[STATED PROBLEM] Copy the following items verbatim, beginning at the line that contains "figure-suptitle: n file: modeM0/AS1A14_009T01_9000006534_…" and stopping after the line that contains "legend-frame <box>85 338 339 421</box>", both included.
####
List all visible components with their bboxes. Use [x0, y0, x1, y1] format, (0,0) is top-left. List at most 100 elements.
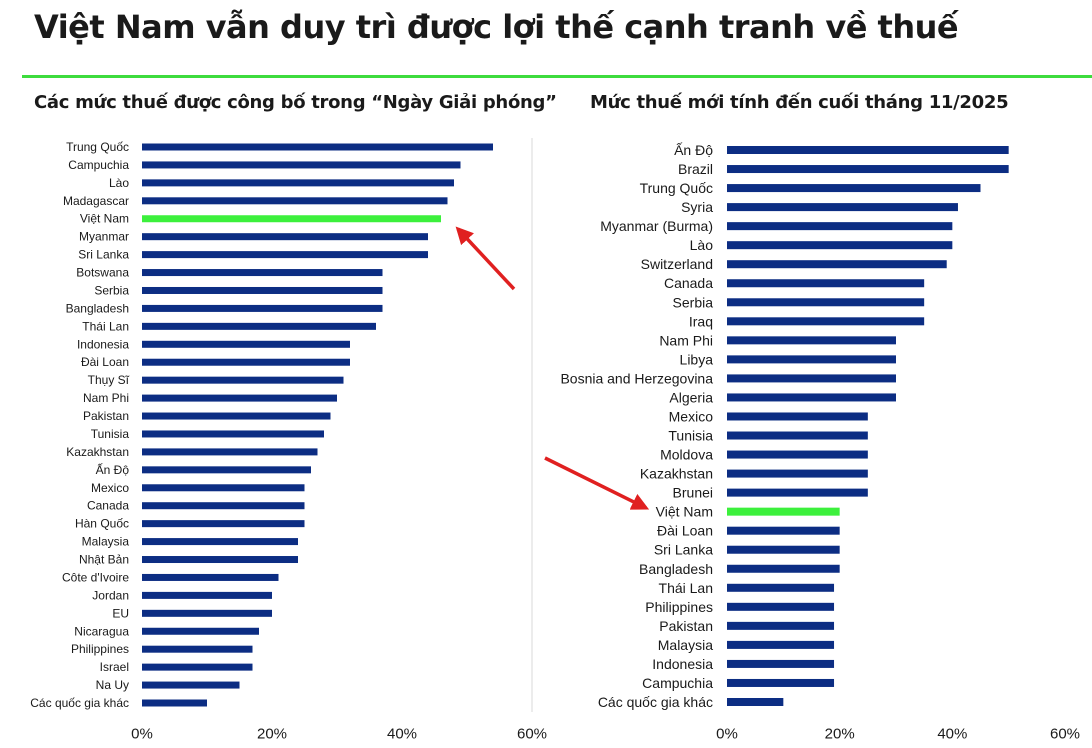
bar [727, 659, 835, 668]
bar [142, 286, 383, 294]
category-label: Libya [680, 351, 714, 367]
category-label: Pakistan [659, 618, 713, 634]
category-label: Myanmar (Burma) [600, 218, 713, 234]
bar [142, 340, 350, 348]
bar [142, 520, 305, 528]
category-label: Sri Lanka [654, 542, 713, 558]
bar [727, 203, 958, 212]
bar [727, 698, 784, 706]
category-label: Switzerland [641, 256, 713, 272]
page-title: Việt Nam vẫn duy trì được lợi thế cạnh t… [34, 8, 959, 46]
category-label: Việt Nam [80, 212, 129, 226]
category-label: Bangladesh [639, 561, 713, 577]
category-label: EU [112, 606, 129, 620]
category-label: Ấn Độ [674, 142, 713, 158]
right-arrow [544, 456, 650, 510]
category-label: Iraq [689, 313, 713, 329]
bar [142, 412, 331, 420]
bar [142, 394, 337, 402]
bar [142, 663, 253, 671]
bar [727, 488, 868, 497]
left-arrow [455, 226, 516, 291]
bar [142, 251, 428, 259]
bar [727, 412, 868, 421]
bar [142, 591, 272, 599]
category-label: Canada [87, 499, 129, 513]
left-chart-title: Các mức thuế được công bố trong “Ngày Gi… [34, 92, 557, 113]
bar [142, 502, 305, 510]
bar [142, 304, 383, 312]
bar [142, 233, 428, 241]
category-label: Nam Phi [83, 391, 129, 405]
bar [727, 602, 835, 611]
bar [727, 469, 868, 478]
category-label: Bosnia and Herzegovina [560, 370, 713, 386]
bar [727, 678, 835, 687]
bar [142, 269, 383, 277]
bar [727, 241, 953, 250]
category-label: Madagascar [63, 194, 129, 208]
x-tick-label: 60% [1050, 726, 1080, 743]
category-label: Côte d'Ivoire [62, 570, 129, 584]
category-label: Sri Lanka [78, 248, 129, 262]
bar [142, 645, 253, 653]
category-label: Canada [664, 275, 713, 291]
x-tick-label: 20% [825, 726, 855, 743]
bar [727, 279, 925, 288]
bar [142, 179, 454, 187]
category-label: Hàn Quốc [75, 517, 129, 531]
category-label: Syria [681, 199, 713, 215]
left-bar-chart: Trung Quốc Campuchia Lào Madagascar Việt Nam… [30, 138, 547, 743]
bar [727, 393, 896, 402]
bar-highlight-viet-nam [727, 507, 840, 516]
category-label: Na Uy [96, 678, 129, 692]
category-label: Bangladesh [66, 301, 129, 315]
category-label: Thái Lan [659, 580, 713, 596]
x-tick-label: 60% [517, 726, 547, 743]
bar [727, 184, 981, 193]
bar [142, 161, 461, 169]
category-label: Trung Quốc [640, 180, 713, 196]
category-label: Việt Nam [656, 504, 713, 520]
category-label: Philippines [645, 599, 713, 615]
category-label: Tunisia [91, 427, 130, 441]
x-tick-label: 40% [937, 726, 967, 743]
bar [727, 222, 953, 231]
bar [142, 681, 240, 689]
bar [142, 430, 324, 438]
category-label: Botswana [76, 266, 129, 280]
category-label: Lào [690, 237, 714, 253]
bar [142, 322, 376, 330]
bar [727, 298, 925, 307]
category-label: Serbia [673, 294, 714, 310]
x-tick-label: 0% [131, 726, 153, 743]
category-label: Thụy Sĩ [88, 373, 130, 387]
bar [142, 484, 305, 492]
category-label: Brazil [678, 161, 713, 177]
bar [142, 376, 344, 384]
category-label: Campuchia [68, 158, 129, 172]
bar [727, 583, 835, 592]
category-label: Tunisia [668, 428, 713, 444]
right-chart-title: Mức thuế mới tính đến cuối tháng 11/2025 [590, 92, 1009, 113]
category-label: Malaysia [658, 637, 713, 653]
category-label: Serbia [94, 283, 129, 297]
category-label: Nhật Bản [79, 553, 129, 567]
bar [142, 573, 279, 581]
category-label: Israel [100, 660, 129, 674]
bar [142, 699, 207, 707]
bar [727, 260, 947, 269]
bar [142, 448, 318, 456]
bar [142, 556, 298, 564]
category-label: Đài Loan [657, 523, 713, 539]
category-label: Kazakhstan [640, 466, 713, 482]
title-divider [22, 75, 1092, 78]
category-label: Các quốc gia khác [30, 696, 129, 710]
bar [727, 545, 840, 554]
bar [142, 609, 272, 617]
bar [727, 146, 1009, 154]
bar [727, 526, 840, 535]
category-label: Mexico [669, 408, 714, 424]
category-label: Trung Quốc [66, 140, 129, 154]
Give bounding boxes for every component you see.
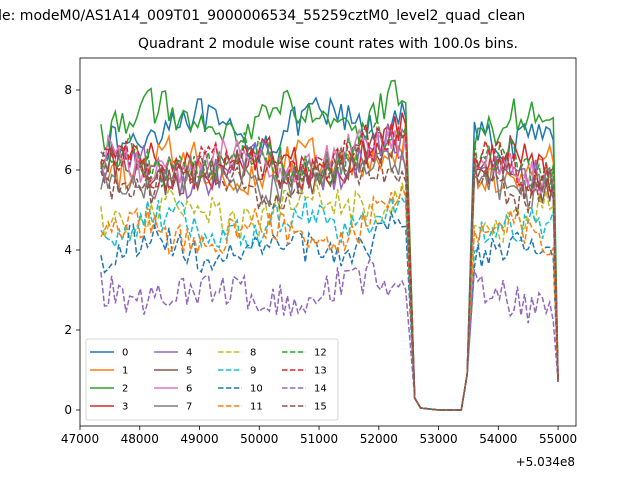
figure-suptitle: n file: modeM0/AS1A14_009T01_9000006534_… <box>0 8 526 24</box>
legend-label-1: 1 <box>122 366 128 377</box>
y-tick-label: 6 <box>64 163 72 177</box>
y-tick-label: 8 <box>64 83 72 97</box>
series-line-1 <box>100 122 559 411</box>
series-layer <box>100 79 559 411</box>
x-axis: 47000 48000 49000 50000 51000 52000 53000 54000… <box>61 426 577 446</box>
legend-label-0: 0 <box>122 348 128 359</box>
x-tick-label: 54000 <box>479 432 517 446</box>
x-tick-label: 53000 <box>419 432 457 446</box>
legend-label-11: 11 <box>250 402 263 413</box>
legend-label-3: 3 <box>122 402 128 413</box>
legend-label-4: 4 <box>186 348 192 359</box>
y-tick-label: 0 <box>64 403 72 417</box>
series-line-13 <box>100 121 559 411</box>
y-tick-label: 4 <box>64 243 72 257</box>
legend-label-5: 5 <box>186 366 192 377</box>
series-line-12 <box>100 117 559 411</box>
series-line-0 <box>100 96 559 411</box>
legend-label-9: 9 <box>250 366 256 377</box>
x-tick-label: 55000 <box>539 432 577 446</box>
series-line-15 <box>100 153 559 411</box>
legend-label-15: 15 <box>314 402 327 413</box>
x-tick-label: 51000 <box>300 432 338 446</box>
legend-frame <box>85 338 339 421</box>
x-tick-label: 49000 <box>180 432 218 446</box>
legend-label-2: 2 <box>122 384 128 395</box>
y-axis: 0 2 4 6 8 <box>64 83 80 417</box>
y-tick-label: 2 <box>64 323 72 337</box>
series-line-9 <box>100 194 559 411</box>
legend-label-10: 10 <box>250 384 263 395</box>
chart-title: Quadrant 2 module wise count rates with … <box>138 36 518 52</box>
legend-label-8: 8 <box>250 348 256 359</box>
legend-label-6: 6 <box>186 384 192 395</box>
series-line-11 <box>100 185 559 411</box>
legend-label-14: 14 <box>314 384 327 395</box>
legend-label-7: 7 <box>186 402 192 413</box>
series-line-14 <box>100 258 559 411</box>
series-line-10 <box>100 210 559 411</box>
axes-frame <box>79 57 577 427</box>
x-tick-label: 48000 <box>121 432 159 446</box>
legend-label-12: 12 <box>314 348 327 359</box>
series-line-2 <box>100 79 559 411</box>
legend-label-13: 13 <box>314 366 327 377</box>
x-tick-label: 52000 <box>360 432 398 446</box>
x-tick-label: 50000 <box>240 432 278 446</box>
x-offset-text: +5.034e8 <box>516 455 575 469</box>
x-tick-label: 47000 <box>61 432 99 446</box>
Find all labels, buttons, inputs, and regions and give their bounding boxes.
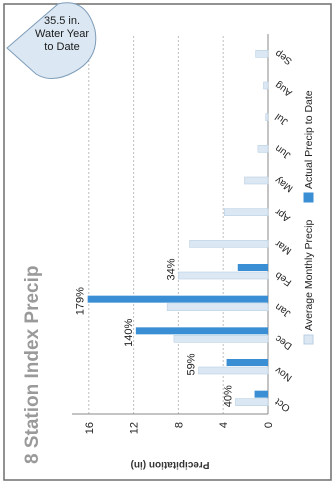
avg-bar-Jan [166, 303, 269, 311]
data-labels: 40% 59% 140% 179% 34% [75, 258, 235, 407]
legend: Average Monthly Precip Actual Precip to D… [303, 90, 315, 345]
legend-swatch-1 [303, 192, 314, 203]
chart-title: 8 Station Index Precip [22, 266, 43, 465]
y-axis-label: Precipitation (in) [131, 459, 210, 470]
avg-bar-Aug [263, 81, 269, 90]
data-label-Nov: 59% [186, 353, 198, 375]
avg-bar-Oct [235, 398, 269, 406]
callout-bubble [6, 2, 97, 79]
actual-bar-Nov [226, 359, 268, 366]
bar-series [87, 50, 269, 406]
y-tick-label: 0 [263, 422, 275, 428]
avg-bar-Dec [173, 335, 269, 343]
rotated-chart-group: 8 Station Index Precip Precipitation (in… [22, 34, 315, 470]
chart-frame [3, 3, 332, 481]
actual-bar-Feb [237, 264, 268, 271]
avg-bar-Nov [198, 366, 269, 375]
avg-bar-May [244, 176, 269, 185]
avg-bar-Apr [224, 208, 269, 216]
y-tick-label: 12 [129, 422, 141, 434]
callout-line-1: 35.5 in. [44, 15, 80, 27]
legend-swatch-0 [303, 334, 314, 345]
data-label-Jan: 179% [75, 287, 87, 315]
y-axis: 0 4 8 12 16 [72, 34, 275, 434]
avg-bar-Jul [265, 113, 269, 121]
actual-bar-Jan [87, 295, 269, 303]
actual-bar-Oct [254, 390, 268, 398]
avg-bar-Mar [189, 240, 269, 248]
actual-bar-Dec [135, 327, 268, 335]
callout-line-2: Water Year [35, 28, 89, 40]
data-label-Dec: 140% [123, 319, 135, 347]
legend-label-1: Actual Precip to Date [303, 90, 315, 189]
callout-line-3: to Date [44, 41, 79, 53]
y-tick-label: 8 [173, 422, 185, 428]
data-label-Feb: 34% [165, 258, 177, 280]
y-tick-label: 4 [218, 422, 230, 428]
avg-bar-Feb [178, 271, 269, 280]
legend-label-0: Average Monthly Precip [303, 220, 315, 331]
avg-bar-Jun [257, 145, 269, 153]
water-year-callout: 35.5 in. Water Year to Date [6, 2, 97, 79]
avg-bar-Sep [255, 50, 269, 58]
y-tick-label: 16 [84, 422, 96, 434]
data-label-Oct: 40% [223, 385, 235, 407]
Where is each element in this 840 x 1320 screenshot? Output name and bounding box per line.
####
[OUTPUT FOR THIS EXERCISE]
figure-suptitle: n file: modeM0/AS1A14_009T01_9000006534_… <box>0 8 526 24</box>
legend-label-1: 1 <box>122 366 128 377</box>
y-tick-label: 6 <box>64 163 72 177</box>
y-tick-label: 8 <box>64 83 72 97</box>
series-line-1 <box>100 122 559 411</box>
series-layer <box>100 79 559 411</box>
x-axis: 47000 48000 49000 50000 51000 52000 53000 54000… <box>61 426 577 446</box>
legend-label-0: 0 <box>122 348 128 359</box>
x-tick-label: 54000 <box>479 432 517 446</box>
x-tick-label: 53000 <box>419 432 457 446</box>
legend-label-11: 11 <box>250 402 263 413</box>
legend-label-3: 3 <box>122 402 128 413</box>
legend-label-4: 4 <box>186 348 192 359</box>
y-tick-label: 0 <box>64 403 72 417</box>
series-line-13 <box>100 121 559 411</box>
y-tick-label: 4 <box>64 243 72 257</box>
legend-label-5: 5 <box>186 366 192 377</box>
series-line-12 <box>100 117 559 411</box>
series-line-0 <box>100 96 559 411</box>
legend-label-9: 9 <box>250 366 256 377</box>
x-tick-label: 55000 <box>539 432 577 446</box>
series-line-15 <box>100 153 559 411</box>
legend-label-15: 15 <box>314 402 327 413</box>
x-tick-label: 51000 <box>300 432 338 446</box>
legend-frame <box>85 338 339 421</box>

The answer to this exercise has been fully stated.